Required task:
Count every line that holds the string "JSON", and report the number alone.

(Rows from a figure dataset)
=======

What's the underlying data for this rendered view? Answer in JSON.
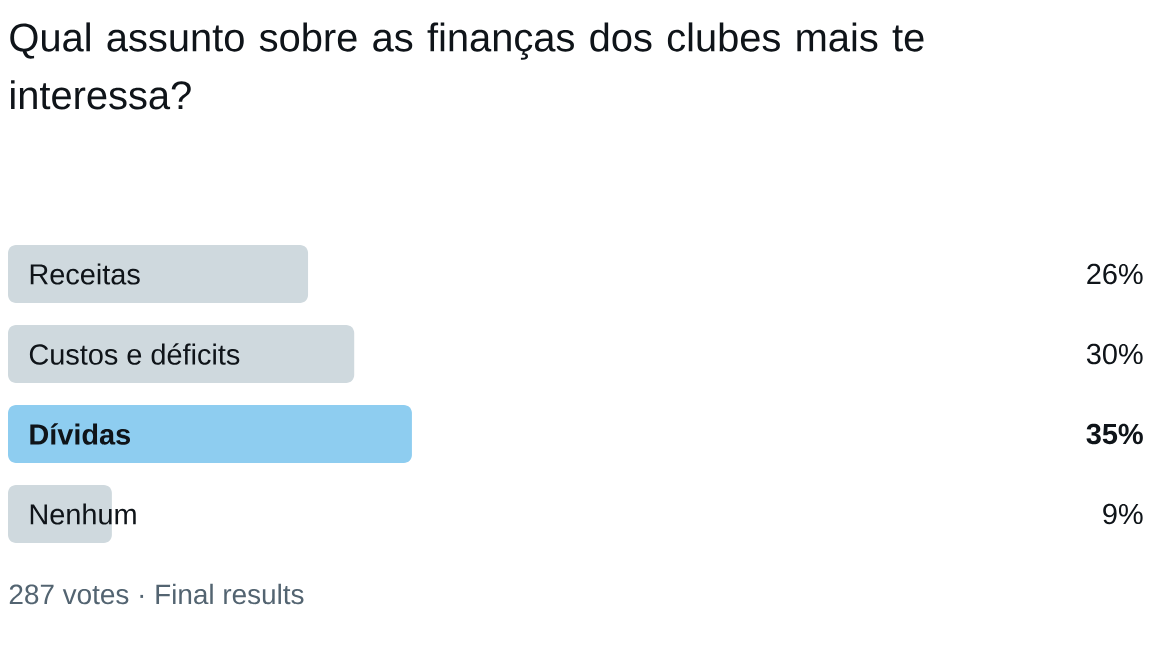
{
  "chart_data": {
    "type": "bar",
    "orientation": "horizontal",
    "title": "Qual assunto sobre as finanças dos clubes mais te interessa?",
    "categories": [
      "Receitas",
      "Custos e déficits",
      "Dívidas",
      "Nenhum"
    ],
    "values": [
      26,
      30,
      35,
      9
    ],
    "colors": [
      "#cfd9de",
      "#cfd9de",
      "#8ecdf0",
      "#cfd9de"
    ],
    "value_labels": [
      "26%",
      "30%",
      "35%",
      "9%"
    ],
    "tick_labels": false,
    "annotations": [
      "287 votes · Final results"
    ]
  }
}
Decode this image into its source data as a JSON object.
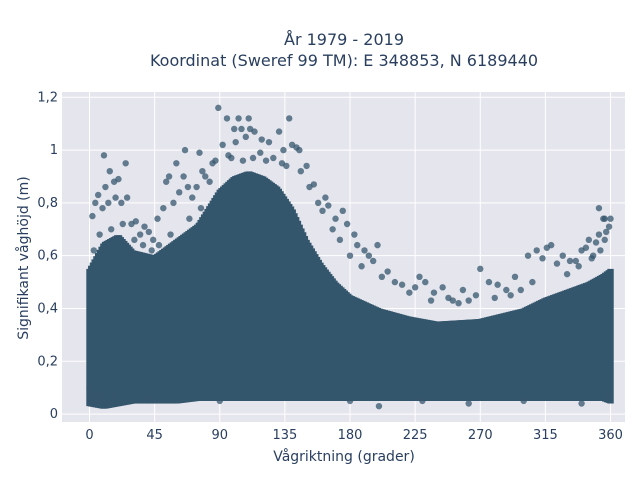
{
  "chart_data": {
    "type": "scatter",
    "title_line1": "År 1979 - 2019",
    "title_line2": "Koordinat (Sweref 99 TM): E 348853, N 6189440",
    "xlabel": "Vågriktning (grader)",
    "ylabel": "Signifikant våghöjd (m)",
    "xlim": [
      -19,
      370
    ],
    "ylim": [
      -0.03,
      1.22
    ],
    "x_ticks": [
      0,
      45,
      90,
      135,
      180,
      225,
      270,
      315,
      360
    ],
    "x_tick_labels": [
      "0",
      "45",
      "90",
      "135",
      "180",
      "225",
      "270",
      "315",
      "360"
    ],
    "y_ticks": [
      0,
      0.2,
      0.4,
      0.6,
      0.8,
      1.0,
      1.2
    ],
    "y_tick_labels": [
      "0",
      "0,2",
      "0,4",
      "0,6",
      "0,8",
      "1",
      "1,2"
    ],
    "grid": true,
    "marker_color": "#34566c",
    "plot_background": "#e5e5ee",
    "envelope": {
      "x": [
        0,
        10,
        20,
        30,
        45,
        60,
        75,
        90,
        100,
        110,
        120,
        130,
        140,
        150,
        160,
        170,
        180,
        200,
        220,
        240,
        270,
        300,
        315,
        330,
        345,
        355,
        360
      ],
      "upper": [
        0.55,
        0.65,
        0.68,
        0.62,
        0.6,
        0.66,
        0.72,
        0.85,
        0.9,
        0.92,
        0.9,
        0.86,
        0.78,
        0.66,
        0.57,
        0.5,
        0.45,
        0.4,
        0.37,
        0.35,
        0.36,
        0.4,
        0.44,
        0.47,
        0.5,
        0.53,
        0.55
      ],
      "lower": [
        0.03,
        0.02,
        0.03,
        0.04,
        0.04,
        0.04,
        0.05,
        0.05,
        0.05,
        0.05,
        0.05,
        0.05,
        0.05,
        0.05,
        0.05,
        0.05,
        0.05,
        0.05,
        0.05,
        0.05,
        0.05,
        0.05,
        0.05,
        0.05,
        0.05,
        0.05,
        0.04
      ]
    },
    "points": [
      [
        89,
        1.16
      ],
      [
        95,
        1.12
      ],
      [
        100,
        1.08
      ],
      [
        101,
        1.03
      ],
      [
        103,
        1.12
      ],
      [
        105,
        1.08
      ],
      [
        108,
        1.05
      ],
      [
        110,
        1.12
      ],
      [
        111,
        1.08
      ],
      [
        114,
        1.07
      ],
      [
        119,
        1.04
      ],
      [
        124,
        1.03
      ],
      [
        131,
        1.07
      ],
      [
        134,
        1.0
      ],
      [
        138,
        1.12
      ],
      [
        140,
        1.02
      ],
      [
        143,
        1.01
      ],
      [
        145,
        1.0
      ],
      [
        118,
        0.99
      ],
      [
        92,
        1.02
      ],
      [
        96,
        0.98
      ],
      [
        10,
        0.98
      ],
      [
        14,
        0.92
      ],
      [
        20,
        0.89
      ],
      [
        25,
        0.95
      ],
      [
        60,
        0.95
      ],
      [
        66,
        1.0
      ],
      [
        76,
        0.99
      ],
      [
        65,
        0.9
      ],
      [
        55,
        0.9
      ],
      [
        53,
        0.88
      ],
      [
        78,
        0.92
      ],
      [
        85,
        0.95
      ],
      [
        150,
        0.94
      ],
      [
        155,
        0.87
      ],
      [
        163,
        0.82
      ],
      [
        165,
        0.79
      ],
      [
        175,
        0.77
      ],
      [
        170,
        0.74
      ],
      [
        178,
        0.72
      ],
      [
        183,
        0.68
      ],
      [
        185,
        0.64
      ],
      [
        190,
        0.62
      ],
      [
        193,
        0.6
      ],
      [
        196,
        0.58
      ],
      [
        199,
        0.64
      ],
      [
        206,
        0.54
      ],
      [
        211,
        0.5
      ],
      [
        225,
        0.48
      ],
      [
        228,
        0.52
      ],
      [
        232,
        0.5
      ],
      [
        238,
        0.46
      ],
      [
        244,
        0.48
      ],
      [
        248,
        0.44
      ],
      [
        251,
        0.43
      ],
      [
        258,
        0.47
      ],
      [
        267,
        0.45
      ],
      [
        270,
        0.55
      ],
      [
        276,
        0.5
      ],
      [
        282,
        0.49
      ],
      [
        288,
        0.47
      ],
      [
        294,
        0.52
      ],
      [
        298,
        0.47
      ],
      [
        303,
        0.6
      ],
      [
        309,
        0.62
      ],
      [
        313,
        0.59
      ],
      [
        316,
        0.63
      ],
      [
        319,
        0.64
      ],
      [
        323,
        0.57
      ],
      [
        327,
        0.6
      ],
      [
        332,
        0.58
      ],
      [
        336,
        0.58
      ],
      [
        340,
        0.62
      ],
      [
        343,
        0.63
      ],
      [
        345,
        0.66
      ],
      [
        347,
        0.59
      ],
      [
        350,
        0.65
      ],
      [
        352,
        0.68
      ],
      [
        353,
        0.62
      ],
      [
        355,
        0.74
      ],
      [
        356,
        0.66
      ],
      [
        357,
        0.69
      ],
      [
        359,
        0.71
      ],
      [
        360,
        0.74
      ],
      [
        352,
        0.78
      ],
      [
        356,
        0.74
      ],
      [
        2,
        0.75
      ],
      [
        4,
        0.8
      ],
      [
        6,
        0.83
      ],
      [
        9,
        0.78
      ],
      [
        11,
        0.86
      ],
      [
        13,
        0.8
      ],
      [
        17,
        0.88
      ],
      [
        18,
        0.82
      ],
      [
        22,
        0.8
      ],
      [
        26,
        0.82
      ],
      [
        29,
        0.72
      ],
      [
        32,
        0.73
      ],
      [
        35,
        0.68
      ],
      [
        38,
        0.71
      ],
      [
        41,
        0.69
      ],
      [
        44,
        0.66
      ],
      [
        47,
        0.74
      ],
      [
        51,
        0.78
      ],
      [
        58,
        0.8
      ],
      [
        62,
        0.84
      ],
      [
        68,
        0.86
      ],
      [
        71,
        0.82
      ],
      [
        74,
        0.86
      ],
      [
        80,
        0.9
      ],
      [
        83,
        0.88
      ],
      [
        87,
        0.96
      ],
      [
        98,
        0.97
      ],
      [
        106,
        0.96
      ],
      [
        113,
        0.97
      ],
      [
        122,
        0.96
      ],
      [
        127,
        0.97
      ],
      [
        133,
        0.95
      ],
      [
        136,
        0.94
      ],
      [
        146,
        0.92
      ],
      [
        152,
        0.86
      ],
      [
        158,
        0.8
      ],
      [
        161,
        0.77
      ],
      [
        168,
        0.7
      ],
      [
        173,
        0.66
      ],
      [
        180,
        0.6
      ],
      [
        188,
        0.56
      ],
      [
        202,
        0.52
      ],
      [
        216,
        0.49
      ],
      [
        221,
        0.46
      ],
      [
        236,
        0.43
      ],
      [
        255,
        0.42
      ],
      [
        262,
        0.43
      ],
      [
        280,
        0.44
      ],
      [
        291,
        0.45
      ],
      [
        306,
        0.5
      ],
      [
        330,
        0.53
      ],
      [
        338,
        0.56
      ],
      [
        348,
        0.6
      ],
      [
        3,
        0.62
      ],
      [
        7,
        0.68
      ],
      [
        15,
        0.7
      ],
      [
        23,
        0.72
      ],
      [
        31,
        0.66
      ],
      [
        37,
        0.64
      ],
      [
        43,
        0.62
      ],
      [
        48,
        0.64
      ],
      [
        56,
        0.68
      ],
      [
        69,
        0.74
      ],
      [
        77,
        0.78
      ],
      [
        0,
        0.1
      ],
      [
        1,
        0.06
      ],
      [
        5,
        0.08
      ],
      [
        8,
        0.05
      ],
      [
        12,
        0.04
      ],
      [
        16,
        0.06
      ],
      [
        27,
        0.07
      ],
      [
        40,
        0.06
      ],
      [
        90,
        0.05
      ],
      [
        180,
        0.05
      ],
      [
        200,
        0.03
      ],
      [
        230,
        0.05
      ],
      [
        262,
        0.04
      ],
      [
        300,
        0.05
      ],
      [
        340,
        0.04
      ],
      [
        358,
        0.06
      ]
    ]
  }
}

=======

The answer:
2